▶ Task goal: Determine which lines of the records include the word "JSON", and copy them.

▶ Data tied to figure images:
□ □ □ □

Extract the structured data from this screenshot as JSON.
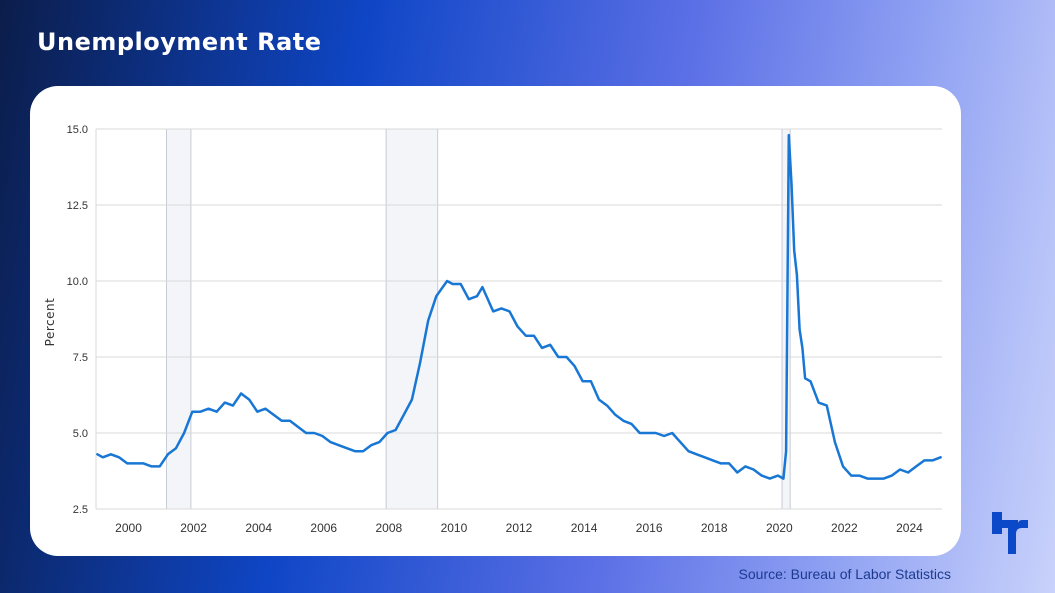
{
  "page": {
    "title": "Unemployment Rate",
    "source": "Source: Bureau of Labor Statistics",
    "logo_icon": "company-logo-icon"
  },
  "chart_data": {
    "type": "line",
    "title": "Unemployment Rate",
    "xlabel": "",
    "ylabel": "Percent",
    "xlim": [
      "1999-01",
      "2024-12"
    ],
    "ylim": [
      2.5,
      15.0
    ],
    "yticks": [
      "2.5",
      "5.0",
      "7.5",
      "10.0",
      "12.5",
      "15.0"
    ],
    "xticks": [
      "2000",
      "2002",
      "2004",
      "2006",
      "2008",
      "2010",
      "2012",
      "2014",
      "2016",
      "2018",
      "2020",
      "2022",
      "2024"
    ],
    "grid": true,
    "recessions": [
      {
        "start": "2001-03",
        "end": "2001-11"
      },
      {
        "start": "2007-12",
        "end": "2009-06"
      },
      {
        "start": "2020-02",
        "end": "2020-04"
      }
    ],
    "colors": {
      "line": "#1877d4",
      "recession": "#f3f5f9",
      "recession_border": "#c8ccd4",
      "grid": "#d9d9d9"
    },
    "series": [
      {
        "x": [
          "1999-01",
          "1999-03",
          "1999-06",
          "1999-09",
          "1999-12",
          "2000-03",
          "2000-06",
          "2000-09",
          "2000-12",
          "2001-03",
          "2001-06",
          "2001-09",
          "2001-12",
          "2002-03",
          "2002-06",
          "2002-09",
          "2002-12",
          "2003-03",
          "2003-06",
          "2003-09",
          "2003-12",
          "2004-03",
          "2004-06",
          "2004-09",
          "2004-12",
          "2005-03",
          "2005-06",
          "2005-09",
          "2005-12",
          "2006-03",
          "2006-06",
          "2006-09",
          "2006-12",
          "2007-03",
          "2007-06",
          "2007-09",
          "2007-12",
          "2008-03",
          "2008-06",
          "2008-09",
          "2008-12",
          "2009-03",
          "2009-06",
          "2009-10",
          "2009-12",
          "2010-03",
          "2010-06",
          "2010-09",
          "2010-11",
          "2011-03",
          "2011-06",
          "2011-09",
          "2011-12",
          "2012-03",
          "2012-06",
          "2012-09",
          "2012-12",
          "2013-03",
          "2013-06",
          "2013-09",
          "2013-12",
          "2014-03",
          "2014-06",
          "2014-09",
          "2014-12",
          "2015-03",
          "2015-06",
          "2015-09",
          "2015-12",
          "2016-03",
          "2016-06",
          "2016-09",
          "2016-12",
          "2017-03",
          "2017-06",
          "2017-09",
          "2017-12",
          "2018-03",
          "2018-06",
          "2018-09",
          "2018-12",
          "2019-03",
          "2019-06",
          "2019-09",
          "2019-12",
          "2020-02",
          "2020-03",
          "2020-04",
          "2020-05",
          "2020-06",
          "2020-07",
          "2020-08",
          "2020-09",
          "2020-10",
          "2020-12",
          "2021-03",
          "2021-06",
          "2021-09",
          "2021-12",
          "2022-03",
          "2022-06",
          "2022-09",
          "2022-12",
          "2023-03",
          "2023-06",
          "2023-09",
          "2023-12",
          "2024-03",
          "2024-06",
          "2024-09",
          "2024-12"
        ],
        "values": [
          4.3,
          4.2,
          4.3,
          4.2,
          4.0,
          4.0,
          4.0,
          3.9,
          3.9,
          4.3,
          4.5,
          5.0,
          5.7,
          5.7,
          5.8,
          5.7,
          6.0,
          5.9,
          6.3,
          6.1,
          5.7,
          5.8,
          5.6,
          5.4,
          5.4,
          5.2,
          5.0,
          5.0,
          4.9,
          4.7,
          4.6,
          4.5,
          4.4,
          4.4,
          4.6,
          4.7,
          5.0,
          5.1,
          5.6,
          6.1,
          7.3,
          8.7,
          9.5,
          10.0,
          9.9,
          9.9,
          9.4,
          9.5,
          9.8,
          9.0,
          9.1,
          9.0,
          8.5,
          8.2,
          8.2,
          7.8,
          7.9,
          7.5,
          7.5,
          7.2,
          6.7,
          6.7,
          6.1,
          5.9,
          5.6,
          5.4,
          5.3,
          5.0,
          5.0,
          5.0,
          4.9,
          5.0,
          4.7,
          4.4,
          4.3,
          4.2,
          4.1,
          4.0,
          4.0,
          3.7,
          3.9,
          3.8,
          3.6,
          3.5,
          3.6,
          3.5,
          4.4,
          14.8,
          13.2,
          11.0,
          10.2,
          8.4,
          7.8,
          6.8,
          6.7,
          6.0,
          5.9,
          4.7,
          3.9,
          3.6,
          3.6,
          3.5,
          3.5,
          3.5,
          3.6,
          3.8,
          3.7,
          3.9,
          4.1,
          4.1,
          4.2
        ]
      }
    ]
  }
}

□ □ □ □

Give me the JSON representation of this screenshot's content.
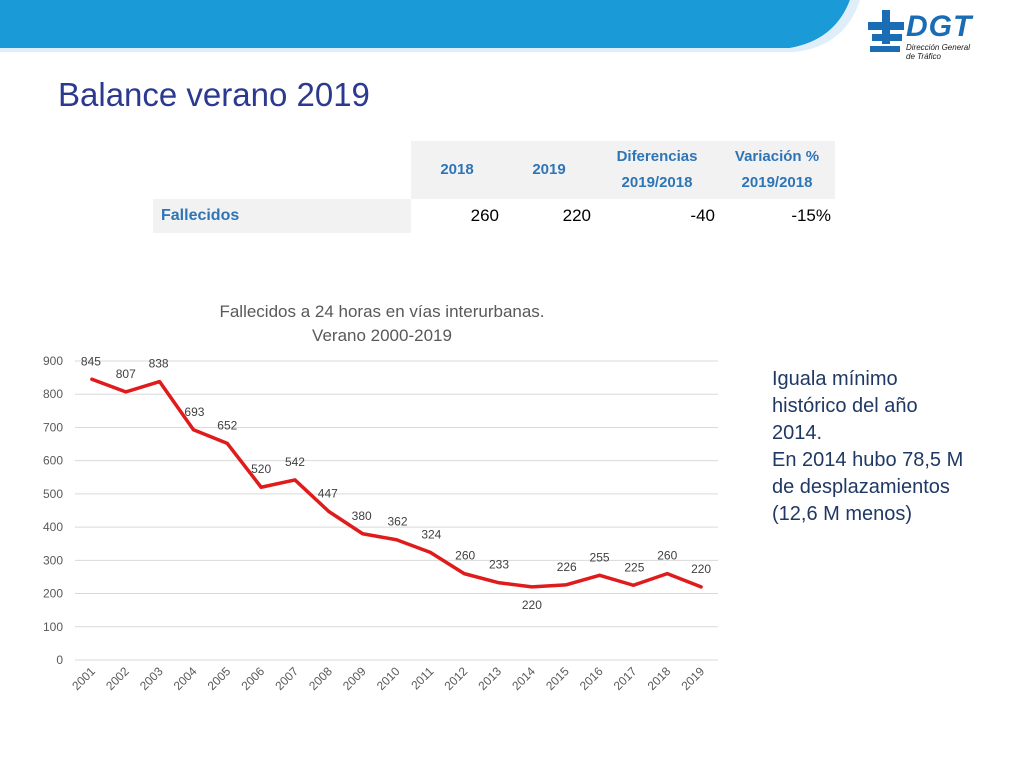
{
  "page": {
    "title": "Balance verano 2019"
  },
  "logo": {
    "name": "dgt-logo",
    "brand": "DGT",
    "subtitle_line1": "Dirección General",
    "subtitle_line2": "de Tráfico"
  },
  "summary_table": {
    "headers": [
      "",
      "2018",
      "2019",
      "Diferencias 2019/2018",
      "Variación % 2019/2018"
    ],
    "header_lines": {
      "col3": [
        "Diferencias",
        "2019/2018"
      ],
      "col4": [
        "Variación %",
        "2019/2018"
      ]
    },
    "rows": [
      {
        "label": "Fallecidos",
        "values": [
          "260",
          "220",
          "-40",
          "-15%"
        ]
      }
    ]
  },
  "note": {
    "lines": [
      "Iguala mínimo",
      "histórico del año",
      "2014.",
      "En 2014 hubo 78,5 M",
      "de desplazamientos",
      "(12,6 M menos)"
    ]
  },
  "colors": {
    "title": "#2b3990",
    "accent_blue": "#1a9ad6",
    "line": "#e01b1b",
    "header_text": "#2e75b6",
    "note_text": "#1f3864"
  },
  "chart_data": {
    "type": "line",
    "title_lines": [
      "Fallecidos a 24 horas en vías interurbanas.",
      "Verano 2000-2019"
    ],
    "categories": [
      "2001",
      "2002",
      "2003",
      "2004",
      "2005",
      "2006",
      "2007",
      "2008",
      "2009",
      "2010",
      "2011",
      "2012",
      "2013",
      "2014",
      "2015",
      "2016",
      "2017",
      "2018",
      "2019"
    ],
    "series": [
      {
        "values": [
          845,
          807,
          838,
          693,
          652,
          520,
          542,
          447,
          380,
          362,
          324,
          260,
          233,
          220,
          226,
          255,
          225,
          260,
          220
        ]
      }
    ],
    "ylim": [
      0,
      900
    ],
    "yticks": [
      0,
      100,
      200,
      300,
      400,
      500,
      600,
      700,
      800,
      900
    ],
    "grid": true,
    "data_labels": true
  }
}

□ □ □ □

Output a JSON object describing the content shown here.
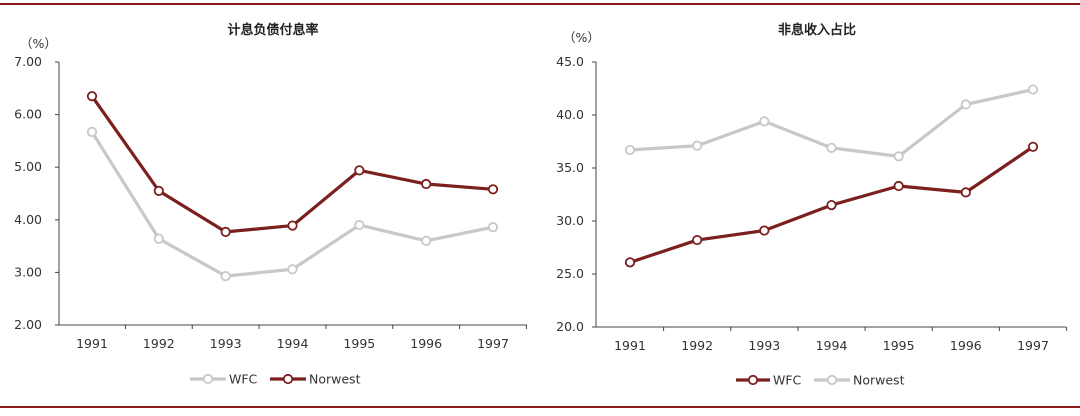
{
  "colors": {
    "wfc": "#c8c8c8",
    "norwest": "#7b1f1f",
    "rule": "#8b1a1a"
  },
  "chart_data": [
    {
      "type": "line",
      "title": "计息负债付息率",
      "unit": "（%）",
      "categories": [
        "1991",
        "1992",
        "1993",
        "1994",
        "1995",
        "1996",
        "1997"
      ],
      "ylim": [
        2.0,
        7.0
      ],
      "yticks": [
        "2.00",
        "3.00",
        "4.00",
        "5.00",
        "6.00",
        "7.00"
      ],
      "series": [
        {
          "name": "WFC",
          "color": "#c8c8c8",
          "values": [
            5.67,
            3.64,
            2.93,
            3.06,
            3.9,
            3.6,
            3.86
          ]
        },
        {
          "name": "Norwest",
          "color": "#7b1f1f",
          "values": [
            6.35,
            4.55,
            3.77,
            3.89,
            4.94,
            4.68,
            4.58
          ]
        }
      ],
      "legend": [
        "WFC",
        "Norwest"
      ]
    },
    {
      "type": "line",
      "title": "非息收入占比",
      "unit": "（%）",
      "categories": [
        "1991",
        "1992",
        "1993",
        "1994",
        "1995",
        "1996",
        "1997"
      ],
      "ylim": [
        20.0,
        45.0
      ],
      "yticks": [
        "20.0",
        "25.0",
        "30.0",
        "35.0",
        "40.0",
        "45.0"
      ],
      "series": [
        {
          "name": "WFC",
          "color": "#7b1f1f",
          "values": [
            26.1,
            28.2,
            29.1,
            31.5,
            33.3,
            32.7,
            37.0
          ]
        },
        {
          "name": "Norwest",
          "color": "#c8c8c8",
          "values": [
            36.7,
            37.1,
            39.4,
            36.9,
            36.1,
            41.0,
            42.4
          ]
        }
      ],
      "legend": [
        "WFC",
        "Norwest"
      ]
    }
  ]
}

□ □ □ □

▶ Response to the task:
Extract the structured data from this screenshot as JSON.
Give me the JSON representation of this screenshot's content.
Output a JSON object describing the content shown here.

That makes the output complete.